-- MATERIAL FOR THE TASK start --
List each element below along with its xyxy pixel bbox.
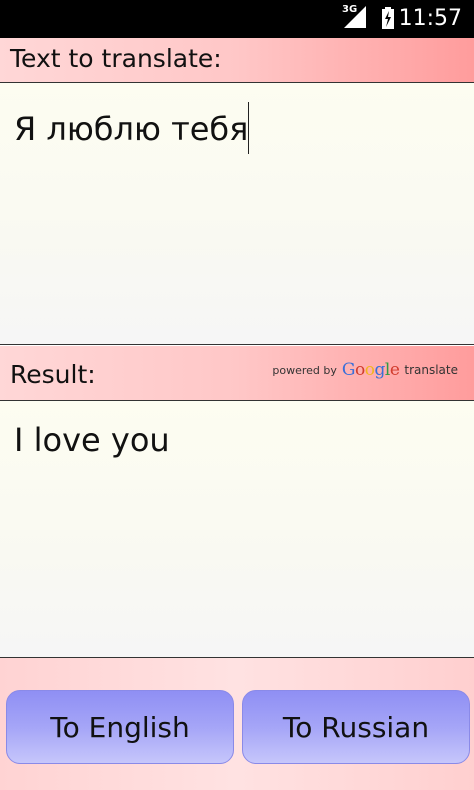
powered-by-text: powered by — [272, 363, 337, 377]
translate-word: translate — [404, 363, 458, 377]
input-label: Text to translate: — [10, 44, 222, 73]
battery-charging-icon — [382, 7, 394, 29]
result-text-field[interactable]: I love you — [0, 401, 474, 658]
powered-by-google-translate: powered by Google translate — [272, 360, 458, 380]
clock: 11:57 — [398, 6, 462, 31]
input-header: Text to translate: — [0, 38, 474, 83]
input-text: Я люблю тебя — [14, 102, 250, 157]
text-cursor — [248, 102, 250, 154]
to-russian-button[interactable]: To Russian — [242, 690, 470, 764]
google-logo: Google — [341, 360, 400, 380]
button-bar: To English To Russian — [0, 658, 474, 790]
result-header: Result: powered by Google translate — [0, 346, 474, 401]
status-bar: 3G 11:57 — [0, 0, 474, 38]
result-text: I love you — [14, 421, 170, 459]
result-label: Result: — [10, 360, 96, 389]
signal-icon: 3G — [342, 4, 366, 28]
to-english-button[interactable]: To English — [6, 690, 234, 764]
input-text-field[interactable]: Я люблю тебя — [0, 83, 474, 345]
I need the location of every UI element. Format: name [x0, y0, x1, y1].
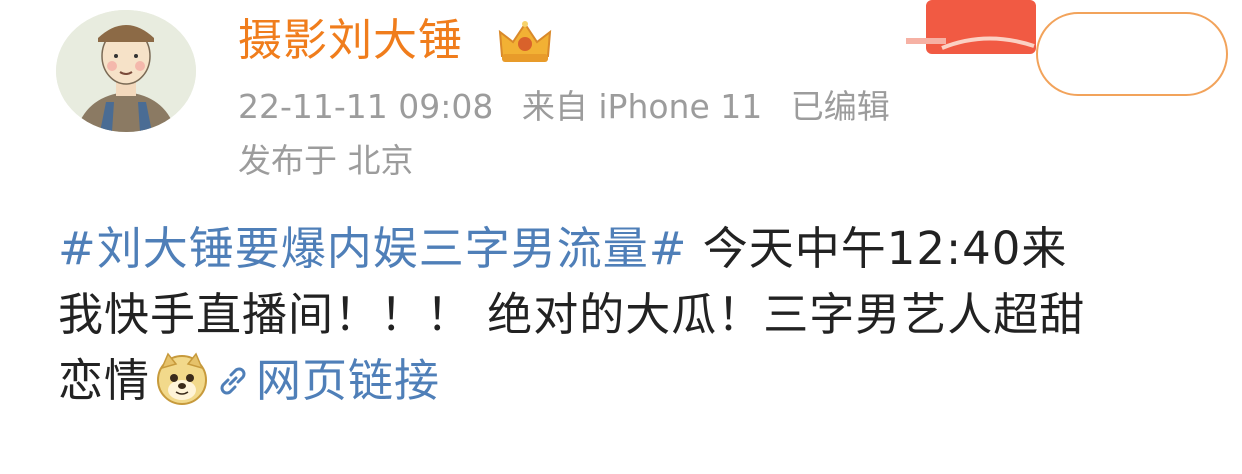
username[interactable]: 摄影刘大锤 — [238, 14, 463, 68]
link-icon — [214, 352, 252, 395]
post-line-3: 恋情 网页链接 — [58, 348, 1228, 414]
post-meta: 22-11-11 09:08 来自 iPhone 11 已编辑 — [238, 86, 908, 128]
post-text-1: 今天中午12:40来 — [687, 222, 1068, 275]
web-link-label: 网页链接 — [256, 354, 441, 407]
decorative-banner — [906, 0, 1056, 60]
topic-hashtag-link[interactable]: #刘大锤要爆内娱三字男流量# — [58, 222, 687, 275]
post-source: 来自 iPhone 11 — [521, 87, 763, 126]
post-timestamp: 22-11-11 09:08 — [238, 87, 494, 126]
crown-badge-icon[interactable] — [496, 18, 554, 66]
post-text-2: 我快手直播间！！！ 绝对的大瓜！三字男艺人超甜 — [58, 288, 1086, 341]
post-line-2: 我快手直播间！！！ 绝对的大瓜！三字男艺人超甜 — [58, 282, 1228, 348]
post-location: 发布于 北京 — [238, 141, 414, 180]
web-link[interactable]: 网页链接 — [214, 354, 440, 407]
follow-button[interactable] — [1036, 12, 1228, 96]
post-text-3: 恋情 — [58, 354, 151, 407]
doge-emoji-icon — [154, 350, 210, 406]
avatar[interactable] — [56, 10, 196, 132]
avatar-illustration — [56, 10, 196, 132]
edited-label[interactable]: 已编辑 — [791, 87, 890, 126]
post-content: #刘大锤要爆内娱三字男流量# 今天中午12:40来 我快手直播间！！！ 绝对的大… — [58, 216, 1228, 414]
post-line-1: #刘大锤要爆内娱三字男流量# 今天中午12:40来 — [58, 216, 1228, 282]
-- MATERIAL FOR THE TASK end --
- _WHAT IS NEEDED_
Duplicate all of the records shown above line for line, with no changes, but omit the pictures.

- _TASK RESULT_
List each element below along with its xyxy pixel bbox.
powered-by-text: powered by — [272, 363, 337, 377]
translate-word: translate — [404, 363, 458, 377]
input-label: Text to translate: — [10, 44, 222, 73]
battery-charging-icon — [382, 7, 394, 29]
result-text-field[interactable]: I love you — [0, 401, 474, 658]
powered-by-google-translate: powered by Google translate — [272, 360, 458, 380]
clock: 11:57 — [398, 6, 462, 31]
input-header: Text to translate: — [0, 38, 474, 83]
input-text: Я люблю тебя — [14, 102, 250, 157]
text-cursor — [248, 102, 250, 154]
to-russian-button[interactable]: To Russian — [242, 690, 470, 764]
google-logo: Google — [341, 360, 400, 380]
button-bar: To English To Russian — [0, 658, 474, 790]
result-header: Result: powered by Google translate — [0, 346, 474, 401]
status-bar: 3G 11:57 — [0, 0, 474, 38]
result-text: I love you — [14, 421, 170, 459]
result-label: Result: — [10, 360, 96, 389]
signal-icon: 3G — [342, 4, 366, 28]
to-english-button[interactable]: To English — [6, 690, 234, 764]
input-text-field[interactable]: Я люблю тебя — [0, 83, 474, 345]
I need the location of every UI element. Format: name [x0, y0, x1, y1].
username[interactable]: 摄影刘大锤 — [238, 14, 463, 68]
link-icon — [214, 352, 252, 395]
post-line-3: 恋情 网页链接 — [58, 348, 1228, 414]
post-meta: 22-11-11 09:08 来自 iPhone 11 已编辑 — [238, 86, 908, 128]
post-text-1: 今天中午12:40来 — [687, 222, 1068, 275]
web-link-label: 网页链接 — [256, 354, 441, 407]
decorative-banner — [906, 0, 1056, 60]
topic-hashtag-link[interactable]: #刘大锤要爆内娱三字男流量# — [58, 222, 687, 275]
post-source: 来自 iPhone 11 — [521, 87, 763, 126]
post-timestamp: 22-11-11 09:08 — [238, 87, 494, 126]
crown-badge-icon[interactable] — [496, 18, 554, 66]
post-text-2: 我快手直播间！！！ 绝对的大瓜！三字男艺人超甜 — [58, 288, 1086, 341]
post-line-2: 我快手直播间！！！ 绝对的大瓜！三字男艺人超甜 — [58, 282, 1228, 348]
post-location: 发布于 北京 — [238, 141, 414, 180]
web-link[interactable]: 网页链接 — [214, 354, 440, 407]
follow-button[interactable] — [1036, 12, 1228, 96]
post-text-3: 恋情 — [58, 354, 151, 407]
doge-emoji-icon — [154, 350, 210, 406]
avatar[interactable] — [56, 10, 196, 132]
avatar-illustration — [56, 10, 196, 132]
edited-label[interactable]: 已编辑 — [791, 87, 890, 126]
post-content: #刘大锤要爆内娱三字男流量# 今天中午12:40来 我快手直播间！！！ 绝对的大… — [58, 216, 1228, 414]
post-line-1: #刘大锤要爆内娱三字男流量# 今天中午12:40来 — [58, 216, 1228, 282]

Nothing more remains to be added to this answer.